=== Extracted material ===
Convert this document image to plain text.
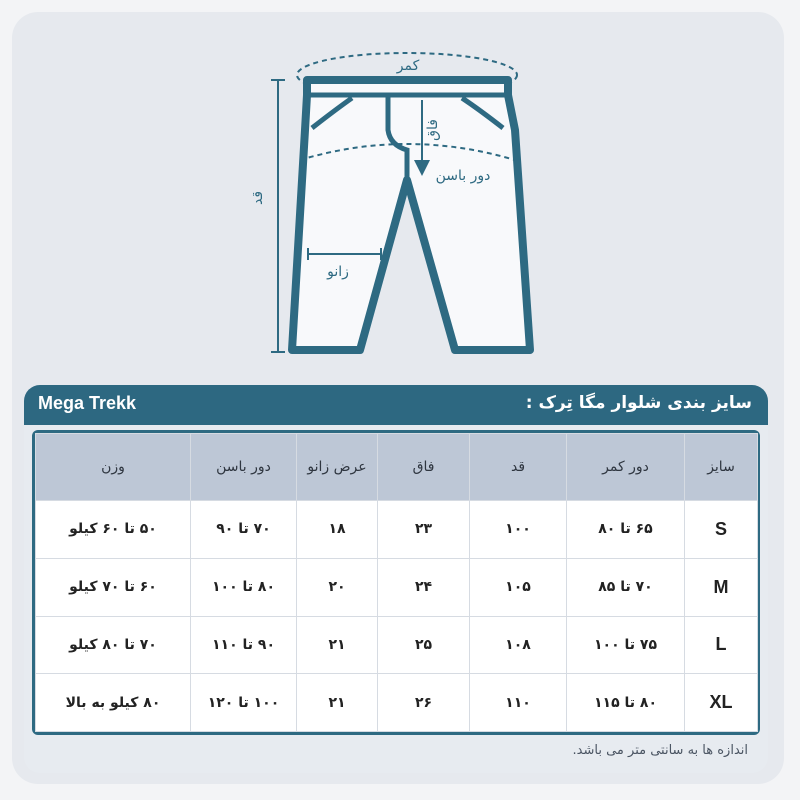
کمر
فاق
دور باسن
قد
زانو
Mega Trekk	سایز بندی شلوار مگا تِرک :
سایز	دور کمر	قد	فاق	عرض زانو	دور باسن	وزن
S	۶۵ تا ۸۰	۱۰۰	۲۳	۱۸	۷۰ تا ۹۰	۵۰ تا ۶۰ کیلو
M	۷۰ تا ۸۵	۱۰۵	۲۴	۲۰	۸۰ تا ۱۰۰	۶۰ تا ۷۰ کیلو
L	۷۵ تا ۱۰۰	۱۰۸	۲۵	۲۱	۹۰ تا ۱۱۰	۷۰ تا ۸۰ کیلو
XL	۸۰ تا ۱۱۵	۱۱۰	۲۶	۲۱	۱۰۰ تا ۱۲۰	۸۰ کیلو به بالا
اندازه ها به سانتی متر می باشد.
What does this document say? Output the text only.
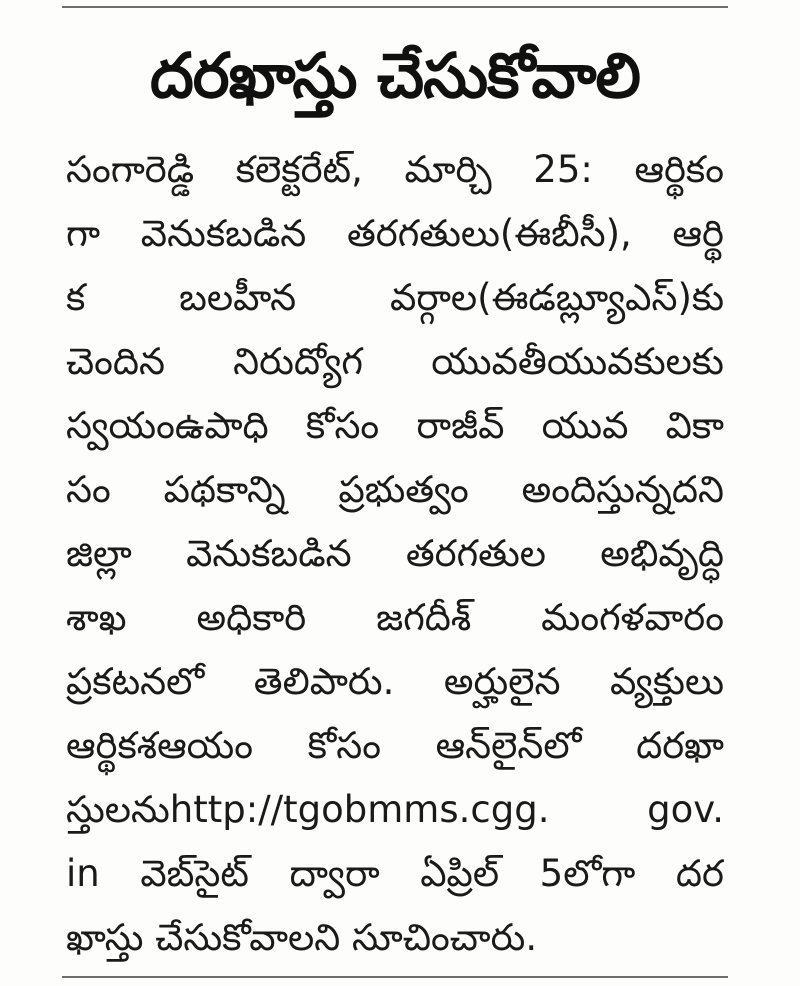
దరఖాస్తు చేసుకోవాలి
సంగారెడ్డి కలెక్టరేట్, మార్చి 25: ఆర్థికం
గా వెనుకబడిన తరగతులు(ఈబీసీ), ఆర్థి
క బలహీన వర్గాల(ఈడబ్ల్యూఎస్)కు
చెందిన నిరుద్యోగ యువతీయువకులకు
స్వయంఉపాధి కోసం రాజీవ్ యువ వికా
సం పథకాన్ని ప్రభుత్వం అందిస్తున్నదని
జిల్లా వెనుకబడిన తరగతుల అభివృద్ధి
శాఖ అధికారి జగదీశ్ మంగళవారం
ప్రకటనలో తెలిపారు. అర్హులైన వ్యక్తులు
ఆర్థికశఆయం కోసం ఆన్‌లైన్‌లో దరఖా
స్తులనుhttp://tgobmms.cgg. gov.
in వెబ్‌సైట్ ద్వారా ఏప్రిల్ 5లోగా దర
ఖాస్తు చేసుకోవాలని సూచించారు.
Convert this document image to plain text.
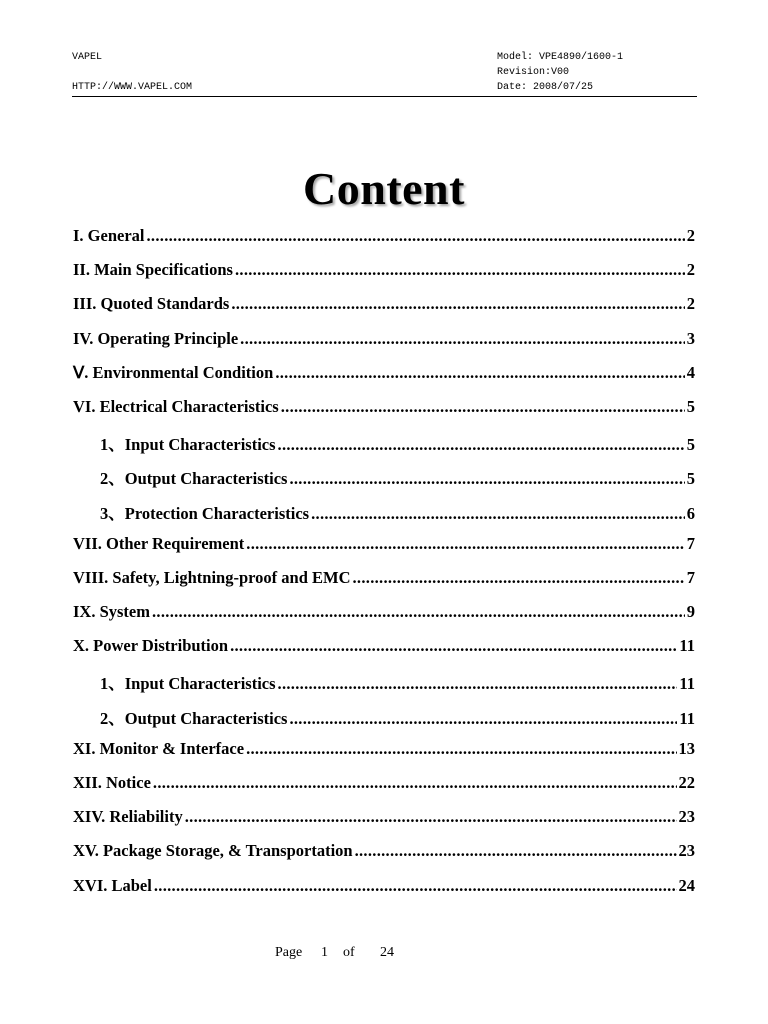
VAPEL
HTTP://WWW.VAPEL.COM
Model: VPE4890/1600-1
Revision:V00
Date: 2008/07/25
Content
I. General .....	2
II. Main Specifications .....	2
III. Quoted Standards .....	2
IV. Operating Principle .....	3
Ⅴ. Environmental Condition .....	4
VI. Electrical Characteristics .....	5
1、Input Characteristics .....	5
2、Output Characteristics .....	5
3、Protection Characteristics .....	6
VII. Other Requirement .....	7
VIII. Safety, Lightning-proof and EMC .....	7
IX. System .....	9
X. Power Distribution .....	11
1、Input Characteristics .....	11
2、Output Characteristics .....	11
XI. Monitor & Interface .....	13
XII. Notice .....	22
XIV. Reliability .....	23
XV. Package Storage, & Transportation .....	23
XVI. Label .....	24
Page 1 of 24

=== Directions ===
All preceding records should be duplicated verbatim, images excepted.

=== Full response ===
Convert this document image to plain text.
کمر
فاق
دور باسن
قد
زانو
Mega Trekk	سایز بندی شلوار مگا تِرک :
سایز	دور کمر	قد	فاق	عرض زانو	دور باسن	وزن
S	۶۵ تا ۸۰	۱۰۰	۲۳	۱۸	۷۰ تا ۹۰	۵۰ تا ۶۰ کیلو
M	۷۰ تا ۸۵	۱۰۵	۲۴	۲۰	۸۰ تا ۱۰۰	۶۰ تا ۷۰ کیلو
L	۷۵ تا ۱۰۰	۱۰۸	۲۵	۲۱	۹۰ تا ۱۱۰	۷۰ تا ۸۰ کیلو
XL	۸۰ تا ۱۱۵	۱۱۰	۲۶	۲۱	۱۰۰ تا ۱۲۰	۸۰ کیلو به بالا
اندازه ها به سانتی متر می باشد.
What does this document say? Output the text only.
దరఖాస్తు చేసుకోవాలి
సంగారెడ్డి కలెక్టరేట్, మార్చి 25: ఆర్థికం
గా వెనుకబడిన తరగతులు(ఈబీసీ), ఆర్థి
క బలహీన వర్గాల(ఈడబ్ల్యూఎస్)కు
చెందిన నిరుద్యోగ యువతీయువకులకు
స్వయంఉపాధి కోసం రాజీవ్ యువ వికా
సం పథకాన్ని ప్రభుత్వం అందిస్తున్నదని
జిల్లా వెనుకబడిన తరగతుల అభివృద్ధి
శాఖ అధికారి జగదీశ్ మంగళవారం
ప్రకటనలో తెలిపారు. అర్హులైన వ్యక్తులు
ఆర్థికశఆయం కోసం ఆన్‌లైన్‌లో దరఖా
స్తులనుhttp://tgobmms.cgg. gov.
in వెబ్‌సైట్ ద్వారా ఏప్రిల్ 5లోగా దర
ఖాస్తు చేసుకోవాలని సూచించారు.
Convert this document image to plain text.
VAPEL
HTTP://WWW.VAPEL.COM
Model: VPE4890/1600-1
Revision:V00
Date: 2008/07/25
Content
I. General .....	2
II. Main Specifications .....	2
III. Quoted Standards .....	2
IV. Operating Principle .....	3
Ⅴ. Environmental Condition .....	4
VI. Electrical Characteristics .....	5
1、Input Characteristics .....	5
2、Output Characteristics .....	5
3、Protection Characteristics .....	6
VII. Other Requirement .....	7
VIII. Safety, Lightning-proof and EMC .....	7
IX. System .....	9
X. Power Distribution .....	11
1、Input Characteristics .....	11
2、Output Characteristics .....	11
XI. Monitor & Interface .....	13
XII. Notice .....	22
XIV. Reliability .....	23
XV. Package Storage, & Transportation .....	23
XVI. Label .....	24
Page 1 of 24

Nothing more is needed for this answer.